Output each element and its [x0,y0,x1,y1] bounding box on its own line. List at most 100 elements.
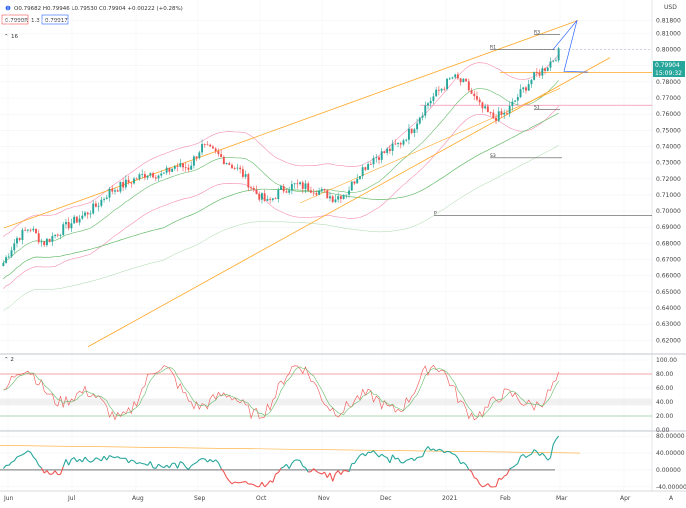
momentum-segment [438,448,442,451]
candle-body [160,173,163,176]
ask-price: 0.79917 [45,18,68,24]
momentum-segment [266,480,271,485]
price-tick-label: 0.63000 [656,321,681,328]
momentum-segment [310,468,315,472]
sell-button[interactable] [1,14,29,25]
momentum-trend-line [0,445,581,454]
candle-body [546,67,549,71]
channel-upper-line [3,20,579,229]
candle-body [367,164,370,170]
candle-body [37,233,40,243]
candle-body [152,173,155,178]
stoch-pane-collapse-icon[interactable]: ⌃ 2 [4,357,14,363]
candle-body [86,212,89,215]
candle-body [43,241,46,246]
momentum-segment [204,458,208,463]
momentum-segment [375,453,380,458]
momentum-tick-label: 80.00000 [656,433,685,440]
momentum-segment [452,453,456,456]
momentum-segment [509,467,513,470]
candlestick-series[interactable] [2,46,560,267]
candle-body [10,250,13,257]
candle-body [269,199,272,200]
candle-body [293,183,296,185]
time-tick-label: Jul [67,495,76,502]
stoch-tick-label: 100.00 [656,357,677,364]
stochastic-indicator[interactable] [0,364,652,421]
price-axis[interactable]: 0.818000.810000.800000.790000.780000.770… [656,17,681,344]
momentum-segment [397,457,402,463]
countdown-badge [653,69,685,77]
time-tick-label: Feb [500,495,511,502]
stoch-middle-band [0,398,652,406]
momentum-segment [416,456,420,459]
momentum-segment [223,471,228,478]
momentum-segment [384,455,388,459]
momentum-segment [547,457,551,461]
stoch-tick-label: 40.00 [656,399,673,406]
pivot-label: P [434,210,437,216]
candle-body [489,112,492,113]
bid-price: 0.7990R [5,18,28,24]
candle-body [503,113,506,115]
candle-body [198,152,201,159]
candle-body [18,238,21,240]
momentum-segment [378,453,383,458]
candle-body [508,106,511,114]
candle-body [165,167,168,173]
momentum-segment [142,462,146,465]
momentum-segment [283,463,287,468]
candle-body [358,176,361,179]
buy-button[interactable] [41,14,69,25]
indicators-collapse-icon[interactable]: ⌃ [4,34,9,40]
last-price-value: 0.79904 [655,62,680,69]
projection-drawing[interactable] [552,20,589,73]
candle-body [171,168,174,172]
momentum-segment [87,459,91,463]
price-tick-label: 0.76000 [656,111,681,118]
candle-body [307,183,310,191]
momentum-segment [503,474,508,477]
candle-body [7,256,10,258]
momentum-segment [38,465,42,469]
candle-body [105,197,108,199]
candle-body [92,203,95,214]
candle-body [222,156,225,165]
time-tick-label: Aug [132,495,144,502]
stoch-k-line [3,364,559,421]
price-tick-label: 0.81000 [656,30,681,37]
price-tick-label: 0.72000 [656,176,681,183]
time-tick-label: Sep [194,495,206,502]
candle-body [484,106,487,109]
momentum-segment [133,460,138,465]
auto-scale-button[interactable]: A [669,495,674,502]
momentum-segment [435,448,440,452]
time-axis[interactable]: Jun Jul Aug Sep Oct Nov Dec 2021 Feb Mar Apr [3,495,631,502]
last-price-badge [653,61,685,69]
candle-body [399,143,402,145]
candle-body [271,198,274,200]
candle-body [255,189,258,194]
momentum-segment [444,450,448,454]
momentum-segment [501,475,505,480]
momentum-segment [234,481,238,484]
candle-body [252,187,255,190]
candle-body [135,178,138,180]
candle-body [263,193,266,201]
momentum-segment [250,483,254,486]
candle-body [364,167,367,170]
momentum-segment [81,456,86,463]
candle-body [217,151,220,155]
momentum-indicator[interactable] [0,435,581,488]
momentum-segment [46,470,51,475]
candle-body [108,188,111,198]
momentum-segment [19,454,23,457]
envelope-lower [3,145,559,312]
candle-body [26,229,29,231]
candle-body [337,196,340,200]
momentum-segment [476,478,481,485]
spread-value: 1.3 [31,18,40,24]
momentum-segment [329,472,334,482]
momentum-segment [517,456,522,464]
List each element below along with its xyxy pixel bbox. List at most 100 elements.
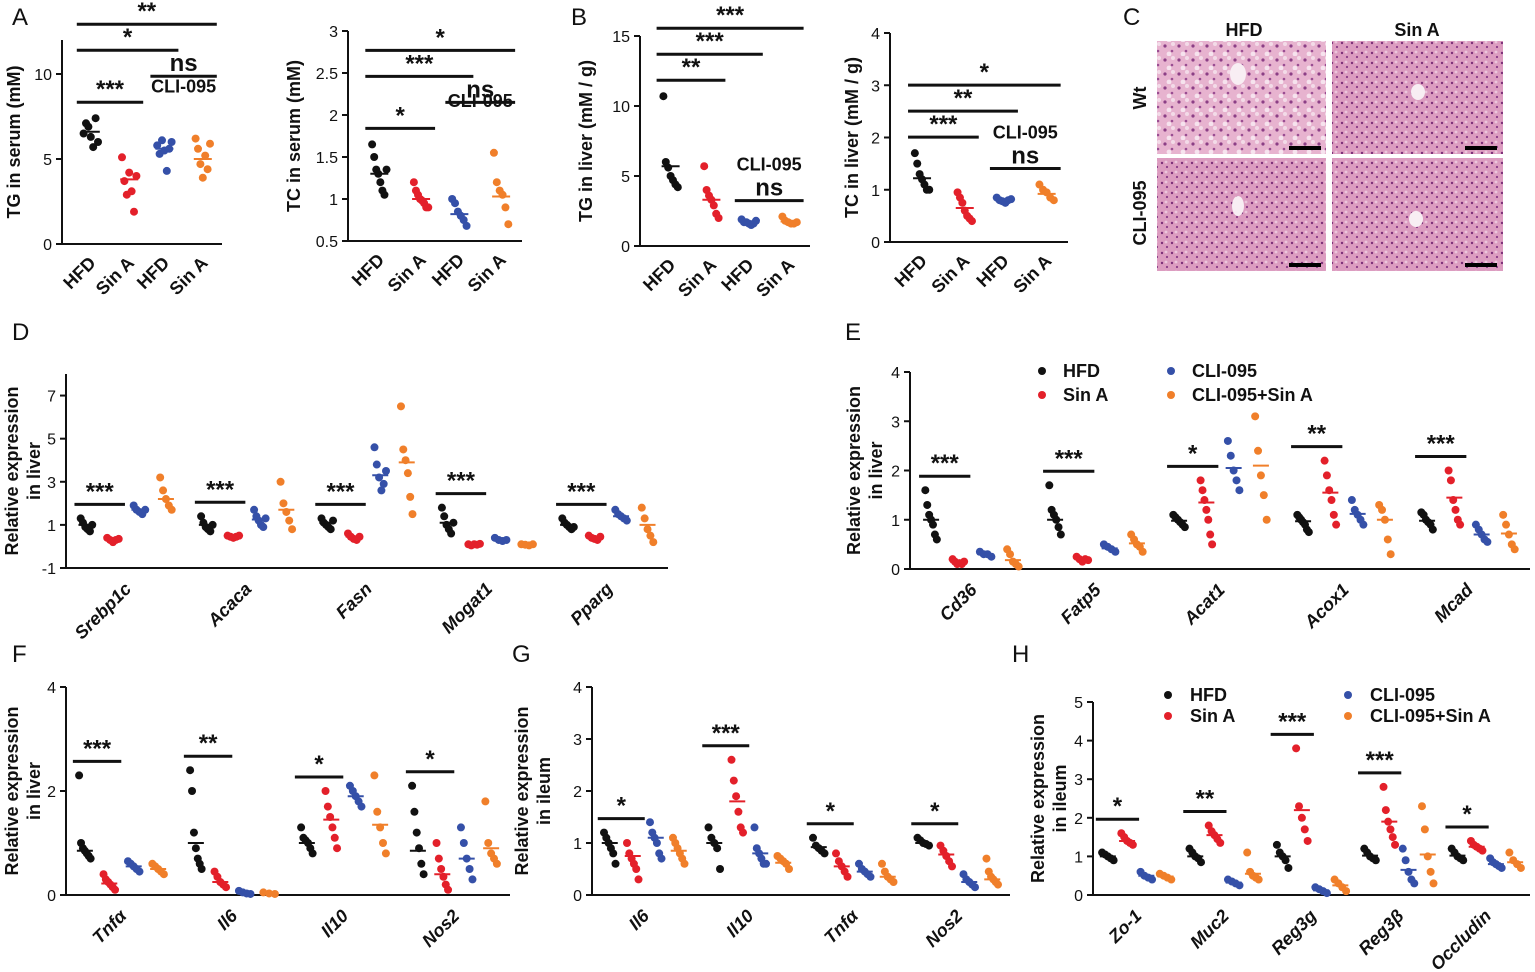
significance-label: *** xyxy=(326,478,355,505)
data-point xyxy=(409,178,418,187)
histology-row-cli095: CLI-095 xyxy=(1130,180,1150,245)
x-category-label: Mogat1 xyxy=(438,579,497,638)
data-point xyxy=(1456,520,1465,529)
data-point xyxy=(1401,856,1410,865)
x-category-label: Fasn xyxy=(332,579,376,623)
y-tick-label: 3 xyxy=(871,78,880,95)
panel-label-b1: B xyxy=(571,4,587,31)
y-tick-label: 3 xyxy=(47,475,56,492)
data-point xyxy=(700,162,709,171)
x-category-label: Nos2 xyxy=(418,906,463,951)
data-point xyxy=(308,849,317,858)
data-point xyxy=(1014,562,1023,571)
x-category-label: Cd36 xyxy=(936,579,982,625)
data-point xyxy=(246,889,255,898)
x-category-label: Tnfα xyxy=(820,905,862,947)
y-tick-label: 3 xyxy=(329,24,338,41)
data-point xyxy=(201,151,210,160)
y-tick-label: 10 xyxy=(612,99,630,116)
data-point xyxy=(285,516,294,525)
y-tick-label: 3 xyxy=(891,414,900,431)
scale-bar xyxy=(1465,263,1497,267)
y-axis-label: Relative expression xyxy=(2,386,22,555)
data-point xyxy=(1235,486,1244,495)
y-tick-label: 1 xyxy=(871,183,880,200)
x-category-label: Srebp1c xyxy=(71,579,135,643)
data-point xyxy=(932,535,941,544)
data-point xyxy=(156,473,165,482)
data-point xyxy=(809,833,818,842)
data-point xyxy=(704,823,713,832)
y-tick-label: 7 xyxy=(47,389,56,406)
histology-image-cli-hfd xyxy=(1157,158,1326,271)
data-point xyxy=(889,878,898,886)
data-point xyxy=(921,486,930,495)
data-point xyxy=(492,178,501,187)
data-point xyxy=(465,865,474,873)
data-point xyxy=(1398,844,1407,853)
data-point xyxy=(196,160,205,169)
data-point xyxy=(1292,744,1301,753)
legend-label-hfd: HFD xyxy=(1063,361,1100,381)
panel-label-g: G xyxy=(512,641,531,668)
data-point xyxy=(1006,550,1015,559)
data-point xyxy=(84,122,93,131)
y-tick-label: 10 xyxy=(34,67,52,84)
data-point xyxy=(993,880,1002,889)
data-point xyxy=(1381,806,1390,815)
data-point xyxy=(1295,802,1304,811)
data-point xyxy=(91,114,100,123)
x-category-label: HFD xyxy=(891,251,931,291)
data-point xyxy=(373,807,382,816)
x-category-label: Reg3g xyxy=(1267,906,1320,959)
data-point xyxy=(622,516,631,525)
data-point xyxy=(1386,825,1395,834)
data-point xyxy=(609,849,618,858)
significance-label: * xyxy=(1113,793,1123,820)
data-point xyxy=(380,190,389,199)
data-point xyxy=(1297,813,1306,822)
data-point xyxy=(206,527,215,536)
x-category-label: Il10 xyxy=(317,906,352,941)
data-point xyxy=(1196,476,1205,485)
data-point xyxy=(504,220,513,229)
data-point xyxy=(167,138,176,146)
panel-c-histology: C HFD Sin A Wt CLI-095 xyxy=(1123,4,1503,271)
significance-label: *** xyxy=(929,111,958,138)
data-point xyxy=(784,865,793,873)
data-point xyxy=(1223,436,1232,445)
data-point xyxy=(948,862,957,871)
data-point xyxy=(1378,505,1387,514)
x-category-label: Acaca xyxy=(203,579,255,631)
data-point xyxy=(1284,863,1293,872)
panel-label-a1: A xyxy=(12,4,28,31)
significance-label: ** xyxy=(137,0,156,25)
data-point xyxy=(1300,825,1309,834)
x-category-label: Reg3β xyxy=(1355,906,1408,959)
data-point xyxy=(456,823,465,832)
x-category-label: Occludin xyxy=(1427,906,1496,972)
significance-label: ** xyxy=(1196,786,1215,813)
data-point xyxy=(714,214,723,222)
data-point xyxy=(1386,550,1395,559)
data-point xyxy=(762,859,771,868)
legend-marker-cli095 xyxy=(1167,367,1175,375)
vessel-shape xyxy=(1409,211,1423,227)
data-point xyxy=(958,198,967,207)
data-point xyxy=(1202,505,1211,514)
data-point xyxy=(664,163,673,172)
y-axis-label: TC in liver (mM / g) xyxy=(842,57,862,218)
data-point xyxy=(727,755,736,764)
data-point xyxy=(447,529,456,538)
data-point xyxy=(680,859,689,868)
data-point xyxy=(622,839,631,847)
data-point xyxy=(643,525,652,534)
y-tick-label: -1 xyxy=(42,561,56,578)
data-point xyxy=(1148,875,1157,884)
data-point xyxy=(1256,471,1265,480)
vessel-shape xyxy=(1232,196,1244,216)
data-point xyxy=(1304,528,1313,537)
data-point xyxy=(158,136,166,145)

Task goal » In the entries starting at "significance-label: *** xyxy=(326,478,355,505)" and ending at "x-category-label: Il10 xyxy=(317,906,352,941)", switch every "data-point" to "scatter-point" and leave everything else unchanged. Return only those entries.

The output »
significance-label: *** xyxy=(326,478,355,505)
scatter-point xyxy=(409,178,418,187)
histology-row-cli095: CLI-095 xyxy=(1130,180,1150,245)
x-category-label: Mogat1 xyxy=(438,579,497,638)
scatter-point xyxy=(1456,520,1465,529)
scatter-point xyxy=(1401,856,1410,865)
x-category-label: Fasn xyxy=(332,579,376,623)
y-tick-label: 3 xyxy=(871,78,880,95)
panel-label-b1: B xyxy=(571,4,587,31)
y-tick-label: 3 xyxy=(47,475,56,492)
scatter-point xyxy=(700,162,709,171)
x-category-label: Nos2 xyxy=(418,906,463,951)
scatter-point xyxy=(308,849,317,858)
scatter-point xyxy=(1014,562,1023,571)
x-category-label: Cd36 xyxy=(936,579,982,625)
scatter-point xyxy=(246,889,255,898)
x-category-label: Tnfα xyxy=(820,905,862,947)
y-tick-label: 3 xyxy=(329,24,338,41)
scatter-point xyxy=(201,151,210,160)
y-tick-label: 10 xyxy=(612,99,630,116)
scatter-point xyxy=(285,516,294,525)
y-tick-label: 3 xyxy=(891,414,900,431)
scale-bar xyxy=(1465,263,1497,267)
y-axis-label: Relative expression xyxy=(2,386,22,555)
scatter-point xyxy=(1235,486,1244,495)
y-tick-label: 1 xyxy=(871,183,880,200)
x-category-label: Srebp1c xyxy=(71,579,135,643)
scatter-point xyxy=(932,535,941,544)
scatter-point xyxy=(156,473,165,482)
scatter-point xyxy=(809,833,818,842)
scatter-point xyxy=(704,823,713,832)
y-tick-label: 7 xyxy=(47,389,56,406)
histology-image-cli-hfd xyxy=(1157,158,1326,271)
scatter-point xyxy=(889,878,898,886)
scatter-point xyxy=(921,486,930,495)
scatter-point xyxy=(492,178,501,187)
scatter-point xyxy=(465,865,474,873)
scatter-point xyxy=(1398,844,1407,853)
scatter-point xyxy=(196,160,205,169)
scatter-point xyxy=(1292,744,1301,753)
legend-label-hfd: HFD xyxy=(1063,361,1100,381)
panel-label-g: G xyxy=(512,641,531,668)
scatter-point xyxy=(1006,550,1015,559)
scatter-point xyxy=(84,122,93,131)
y-tick-label: 10 xyxy=(34,67,52,84)
scatter-point xyxy=(993,880,1002,889)
scatter-point xyxy=(1381,806,1390,815)
scatter-point xyxy=(1295,802,1304,811)
scatter-point xyxy=(91,114,100,123)
x-category-label: HFD xyxy=(891,251,931,291)
scatter-point xyxy=(373,807,382,816)
x-category-label: Reg3g xyxy=(1267,906,1320,959)
scatter-point xyxy=(622,516,631,525)
scatter-point xyxy=(1386,825,1395,834)
scatter-point xyxy=(609,849,618,858)
significance-label: * xyxy=(1113,793,1123,820)
scatter-point xyxy=(380,190,389,199)
scatter-point xyxy=(1297,813,1306,822)
scatter-point xyxy=(206,527,215,536)
x-category-label: Il10 xyxy=(317,906,352,941)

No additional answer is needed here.